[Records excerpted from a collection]

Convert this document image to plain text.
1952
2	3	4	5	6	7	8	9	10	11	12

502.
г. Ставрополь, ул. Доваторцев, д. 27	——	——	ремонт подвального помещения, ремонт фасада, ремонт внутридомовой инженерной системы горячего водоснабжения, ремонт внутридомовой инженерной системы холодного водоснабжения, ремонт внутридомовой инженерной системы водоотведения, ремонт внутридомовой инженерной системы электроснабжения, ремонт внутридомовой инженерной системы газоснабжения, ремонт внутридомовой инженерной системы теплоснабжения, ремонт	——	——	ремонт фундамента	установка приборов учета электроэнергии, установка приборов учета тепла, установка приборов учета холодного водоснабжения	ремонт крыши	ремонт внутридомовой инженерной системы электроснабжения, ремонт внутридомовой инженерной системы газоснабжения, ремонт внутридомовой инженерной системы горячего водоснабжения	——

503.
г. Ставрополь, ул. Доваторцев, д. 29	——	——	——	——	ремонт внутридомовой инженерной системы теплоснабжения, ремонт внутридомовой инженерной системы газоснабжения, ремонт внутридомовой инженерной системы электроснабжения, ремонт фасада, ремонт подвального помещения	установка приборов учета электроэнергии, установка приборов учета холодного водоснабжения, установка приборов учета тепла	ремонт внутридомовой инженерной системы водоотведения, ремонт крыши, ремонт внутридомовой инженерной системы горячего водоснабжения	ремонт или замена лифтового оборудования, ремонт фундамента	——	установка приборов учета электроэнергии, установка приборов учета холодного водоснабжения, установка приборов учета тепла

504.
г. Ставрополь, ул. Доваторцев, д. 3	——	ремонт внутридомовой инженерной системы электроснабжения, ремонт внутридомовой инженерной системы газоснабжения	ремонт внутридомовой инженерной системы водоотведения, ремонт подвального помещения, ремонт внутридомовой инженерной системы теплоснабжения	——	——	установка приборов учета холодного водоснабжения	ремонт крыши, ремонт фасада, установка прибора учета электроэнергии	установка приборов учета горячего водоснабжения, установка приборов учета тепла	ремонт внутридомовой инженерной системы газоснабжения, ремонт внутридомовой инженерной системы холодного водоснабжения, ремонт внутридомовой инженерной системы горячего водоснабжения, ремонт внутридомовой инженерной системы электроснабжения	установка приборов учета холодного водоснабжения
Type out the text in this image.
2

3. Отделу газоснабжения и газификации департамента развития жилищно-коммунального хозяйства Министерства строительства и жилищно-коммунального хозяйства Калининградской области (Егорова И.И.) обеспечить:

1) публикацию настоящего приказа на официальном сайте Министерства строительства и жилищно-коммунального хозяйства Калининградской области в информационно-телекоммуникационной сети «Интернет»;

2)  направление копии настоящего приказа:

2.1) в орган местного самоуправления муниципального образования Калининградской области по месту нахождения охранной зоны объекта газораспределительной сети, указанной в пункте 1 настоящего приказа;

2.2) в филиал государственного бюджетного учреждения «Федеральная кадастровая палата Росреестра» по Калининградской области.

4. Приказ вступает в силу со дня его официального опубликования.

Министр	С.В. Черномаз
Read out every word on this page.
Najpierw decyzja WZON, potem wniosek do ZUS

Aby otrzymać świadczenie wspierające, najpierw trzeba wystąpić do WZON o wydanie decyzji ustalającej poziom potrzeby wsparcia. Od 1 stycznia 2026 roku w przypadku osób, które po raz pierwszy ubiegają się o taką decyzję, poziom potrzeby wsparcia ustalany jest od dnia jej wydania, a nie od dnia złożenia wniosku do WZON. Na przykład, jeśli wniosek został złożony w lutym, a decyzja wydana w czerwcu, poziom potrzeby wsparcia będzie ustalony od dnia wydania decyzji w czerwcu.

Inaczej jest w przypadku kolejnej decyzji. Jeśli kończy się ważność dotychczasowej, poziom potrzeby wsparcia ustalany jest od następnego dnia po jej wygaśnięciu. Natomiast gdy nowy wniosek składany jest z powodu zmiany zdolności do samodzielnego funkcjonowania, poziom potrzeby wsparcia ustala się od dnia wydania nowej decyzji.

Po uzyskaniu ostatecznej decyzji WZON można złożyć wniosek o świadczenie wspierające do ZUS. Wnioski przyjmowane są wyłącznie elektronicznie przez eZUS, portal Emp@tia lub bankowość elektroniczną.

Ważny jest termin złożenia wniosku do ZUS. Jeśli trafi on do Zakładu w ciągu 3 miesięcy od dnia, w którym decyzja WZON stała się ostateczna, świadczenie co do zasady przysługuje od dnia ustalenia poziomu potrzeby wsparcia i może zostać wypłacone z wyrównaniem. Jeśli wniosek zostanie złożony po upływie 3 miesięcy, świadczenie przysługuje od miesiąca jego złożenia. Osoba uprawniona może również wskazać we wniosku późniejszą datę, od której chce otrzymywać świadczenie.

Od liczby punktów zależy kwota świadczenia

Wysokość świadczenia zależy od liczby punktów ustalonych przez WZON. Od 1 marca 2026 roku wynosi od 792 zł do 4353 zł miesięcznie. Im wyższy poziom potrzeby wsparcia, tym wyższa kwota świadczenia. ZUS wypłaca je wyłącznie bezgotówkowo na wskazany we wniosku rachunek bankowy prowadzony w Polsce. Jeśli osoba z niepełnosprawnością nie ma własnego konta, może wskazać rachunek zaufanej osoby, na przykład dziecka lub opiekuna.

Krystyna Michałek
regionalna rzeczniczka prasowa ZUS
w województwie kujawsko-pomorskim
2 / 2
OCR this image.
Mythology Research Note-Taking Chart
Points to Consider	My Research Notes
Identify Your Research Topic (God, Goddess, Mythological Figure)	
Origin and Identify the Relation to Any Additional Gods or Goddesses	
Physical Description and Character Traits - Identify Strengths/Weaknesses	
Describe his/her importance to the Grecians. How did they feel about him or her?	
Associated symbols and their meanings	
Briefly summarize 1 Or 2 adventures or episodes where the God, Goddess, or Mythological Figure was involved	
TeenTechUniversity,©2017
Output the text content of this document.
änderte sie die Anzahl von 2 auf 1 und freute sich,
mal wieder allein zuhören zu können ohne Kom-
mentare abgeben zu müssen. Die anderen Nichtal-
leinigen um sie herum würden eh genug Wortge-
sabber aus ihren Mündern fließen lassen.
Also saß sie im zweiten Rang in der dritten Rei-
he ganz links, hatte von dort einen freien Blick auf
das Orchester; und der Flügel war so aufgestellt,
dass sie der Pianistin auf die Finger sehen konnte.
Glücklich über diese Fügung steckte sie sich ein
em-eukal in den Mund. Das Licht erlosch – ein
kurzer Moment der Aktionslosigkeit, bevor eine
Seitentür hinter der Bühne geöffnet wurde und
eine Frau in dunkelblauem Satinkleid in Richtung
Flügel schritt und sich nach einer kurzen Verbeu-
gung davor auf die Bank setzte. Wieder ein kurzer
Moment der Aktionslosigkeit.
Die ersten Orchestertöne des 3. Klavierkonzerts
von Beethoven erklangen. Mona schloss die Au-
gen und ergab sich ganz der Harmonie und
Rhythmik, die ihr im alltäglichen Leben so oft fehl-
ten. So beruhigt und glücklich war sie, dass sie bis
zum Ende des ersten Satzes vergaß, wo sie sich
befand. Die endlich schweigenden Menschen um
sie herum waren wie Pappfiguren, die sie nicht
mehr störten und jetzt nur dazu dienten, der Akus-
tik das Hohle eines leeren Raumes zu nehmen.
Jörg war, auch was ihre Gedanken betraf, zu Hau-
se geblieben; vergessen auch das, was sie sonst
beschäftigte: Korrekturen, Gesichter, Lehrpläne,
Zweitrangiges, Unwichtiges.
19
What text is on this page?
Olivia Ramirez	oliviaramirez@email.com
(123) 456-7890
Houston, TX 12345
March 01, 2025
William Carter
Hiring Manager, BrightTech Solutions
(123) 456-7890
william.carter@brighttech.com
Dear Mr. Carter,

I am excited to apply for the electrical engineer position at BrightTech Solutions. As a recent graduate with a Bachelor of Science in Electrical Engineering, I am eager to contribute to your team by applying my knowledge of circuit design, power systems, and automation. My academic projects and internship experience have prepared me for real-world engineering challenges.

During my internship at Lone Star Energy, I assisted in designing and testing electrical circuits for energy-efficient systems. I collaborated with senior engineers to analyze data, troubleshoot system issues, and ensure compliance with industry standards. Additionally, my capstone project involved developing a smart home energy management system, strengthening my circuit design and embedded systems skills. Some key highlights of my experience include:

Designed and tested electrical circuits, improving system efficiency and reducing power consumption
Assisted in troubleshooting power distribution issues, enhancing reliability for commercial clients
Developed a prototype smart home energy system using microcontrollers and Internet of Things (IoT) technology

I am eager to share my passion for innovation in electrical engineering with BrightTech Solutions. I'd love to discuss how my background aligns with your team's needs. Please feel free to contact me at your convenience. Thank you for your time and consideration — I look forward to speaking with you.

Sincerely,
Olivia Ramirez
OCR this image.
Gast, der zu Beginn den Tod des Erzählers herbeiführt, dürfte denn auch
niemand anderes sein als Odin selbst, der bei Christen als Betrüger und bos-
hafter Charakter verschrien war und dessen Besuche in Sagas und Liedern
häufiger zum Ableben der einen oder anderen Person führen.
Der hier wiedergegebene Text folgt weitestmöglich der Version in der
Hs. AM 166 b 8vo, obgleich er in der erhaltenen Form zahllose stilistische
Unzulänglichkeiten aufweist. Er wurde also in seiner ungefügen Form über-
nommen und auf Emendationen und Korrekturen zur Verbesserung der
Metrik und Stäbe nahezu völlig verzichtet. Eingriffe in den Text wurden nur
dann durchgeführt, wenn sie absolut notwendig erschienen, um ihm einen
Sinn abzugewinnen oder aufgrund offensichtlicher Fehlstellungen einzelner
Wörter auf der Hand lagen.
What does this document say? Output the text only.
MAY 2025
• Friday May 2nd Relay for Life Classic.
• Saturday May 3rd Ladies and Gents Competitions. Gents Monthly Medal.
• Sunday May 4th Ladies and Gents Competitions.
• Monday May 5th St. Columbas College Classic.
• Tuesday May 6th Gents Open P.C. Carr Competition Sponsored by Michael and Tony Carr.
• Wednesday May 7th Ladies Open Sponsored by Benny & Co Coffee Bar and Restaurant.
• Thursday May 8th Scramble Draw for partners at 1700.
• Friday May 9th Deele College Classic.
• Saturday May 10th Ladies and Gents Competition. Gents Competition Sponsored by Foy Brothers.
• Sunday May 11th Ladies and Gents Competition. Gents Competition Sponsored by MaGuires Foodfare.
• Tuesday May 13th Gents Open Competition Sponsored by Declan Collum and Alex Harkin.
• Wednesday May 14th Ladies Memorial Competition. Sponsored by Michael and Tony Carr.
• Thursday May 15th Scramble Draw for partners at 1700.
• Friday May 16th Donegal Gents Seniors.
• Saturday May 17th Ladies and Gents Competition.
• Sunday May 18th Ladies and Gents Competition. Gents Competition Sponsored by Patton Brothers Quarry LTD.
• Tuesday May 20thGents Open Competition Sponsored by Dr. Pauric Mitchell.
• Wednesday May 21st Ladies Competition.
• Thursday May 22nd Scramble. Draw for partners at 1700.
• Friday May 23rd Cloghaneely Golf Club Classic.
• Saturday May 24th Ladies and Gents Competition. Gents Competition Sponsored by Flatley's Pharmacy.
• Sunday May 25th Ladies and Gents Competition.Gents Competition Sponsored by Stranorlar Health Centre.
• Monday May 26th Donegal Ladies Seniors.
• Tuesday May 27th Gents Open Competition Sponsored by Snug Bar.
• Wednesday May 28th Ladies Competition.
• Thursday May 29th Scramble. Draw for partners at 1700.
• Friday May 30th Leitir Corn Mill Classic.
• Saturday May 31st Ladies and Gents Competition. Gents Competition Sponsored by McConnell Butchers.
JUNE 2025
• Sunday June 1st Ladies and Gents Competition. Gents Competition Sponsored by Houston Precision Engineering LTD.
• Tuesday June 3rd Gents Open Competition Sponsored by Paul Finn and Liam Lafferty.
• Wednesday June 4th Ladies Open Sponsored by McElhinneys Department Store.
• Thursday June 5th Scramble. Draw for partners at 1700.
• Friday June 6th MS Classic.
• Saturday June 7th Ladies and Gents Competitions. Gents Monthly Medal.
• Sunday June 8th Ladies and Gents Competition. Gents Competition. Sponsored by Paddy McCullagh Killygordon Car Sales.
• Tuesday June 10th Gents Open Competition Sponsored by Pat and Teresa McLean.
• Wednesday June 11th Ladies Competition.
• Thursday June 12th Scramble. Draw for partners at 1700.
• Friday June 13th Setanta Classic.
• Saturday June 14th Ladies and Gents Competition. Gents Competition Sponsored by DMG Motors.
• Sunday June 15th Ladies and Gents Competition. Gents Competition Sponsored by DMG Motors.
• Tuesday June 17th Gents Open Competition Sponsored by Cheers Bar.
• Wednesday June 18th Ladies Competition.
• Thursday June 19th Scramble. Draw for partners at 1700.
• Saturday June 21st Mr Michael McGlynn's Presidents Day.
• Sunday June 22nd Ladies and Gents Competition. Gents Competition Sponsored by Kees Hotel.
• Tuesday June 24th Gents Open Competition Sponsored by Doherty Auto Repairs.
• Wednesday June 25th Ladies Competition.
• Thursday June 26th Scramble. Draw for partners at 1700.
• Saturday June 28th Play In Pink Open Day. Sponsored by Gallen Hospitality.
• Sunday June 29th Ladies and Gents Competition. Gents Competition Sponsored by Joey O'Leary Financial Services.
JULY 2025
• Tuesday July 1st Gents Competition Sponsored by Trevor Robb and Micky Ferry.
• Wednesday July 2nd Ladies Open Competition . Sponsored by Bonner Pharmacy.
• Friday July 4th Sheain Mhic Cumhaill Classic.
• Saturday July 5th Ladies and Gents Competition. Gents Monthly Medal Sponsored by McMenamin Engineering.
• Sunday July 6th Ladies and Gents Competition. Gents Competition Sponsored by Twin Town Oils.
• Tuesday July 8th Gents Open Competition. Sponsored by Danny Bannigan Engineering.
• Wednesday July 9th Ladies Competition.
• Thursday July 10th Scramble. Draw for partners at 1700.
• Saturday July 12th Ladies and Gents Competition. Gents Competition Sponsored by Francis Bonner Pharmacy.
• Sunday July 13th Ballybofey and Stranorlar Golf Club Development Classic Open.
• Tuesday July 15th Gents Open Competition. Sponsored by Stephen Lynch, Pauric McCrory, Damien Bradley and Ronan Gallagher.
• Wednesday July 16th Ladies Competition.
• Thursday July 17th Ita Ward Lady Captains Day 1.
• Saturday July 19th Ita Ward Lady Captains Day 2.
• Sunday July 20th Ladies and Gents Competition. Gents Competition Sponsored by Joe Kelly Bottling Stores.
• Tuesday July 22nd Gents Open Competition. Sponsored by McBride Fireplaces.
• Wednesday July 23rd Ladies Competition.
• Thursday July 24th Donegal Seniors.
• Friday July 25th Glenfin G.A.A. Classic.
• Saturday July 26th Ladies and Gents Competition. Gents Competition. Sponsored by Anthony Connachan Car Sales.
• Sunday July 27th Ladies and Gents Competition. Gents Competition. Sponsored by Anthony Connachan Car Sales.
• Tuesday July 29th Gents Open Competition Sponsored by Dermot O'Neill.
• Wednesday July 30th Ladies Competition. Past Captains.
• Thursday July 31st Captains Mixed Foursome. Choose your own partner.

**WHAT THIS TASK INVOLVES**
From the records above, copy every line that holds the word "Motors".

**WRITTEN SOLUTION**
• Saturday June 14th Ladies and Gents Competition. Gents Competition Sponsored by DMG Motors.
• Sunday June 15th Ladies and Gents Competition. Gents Competition Sponsored by DMG Motors.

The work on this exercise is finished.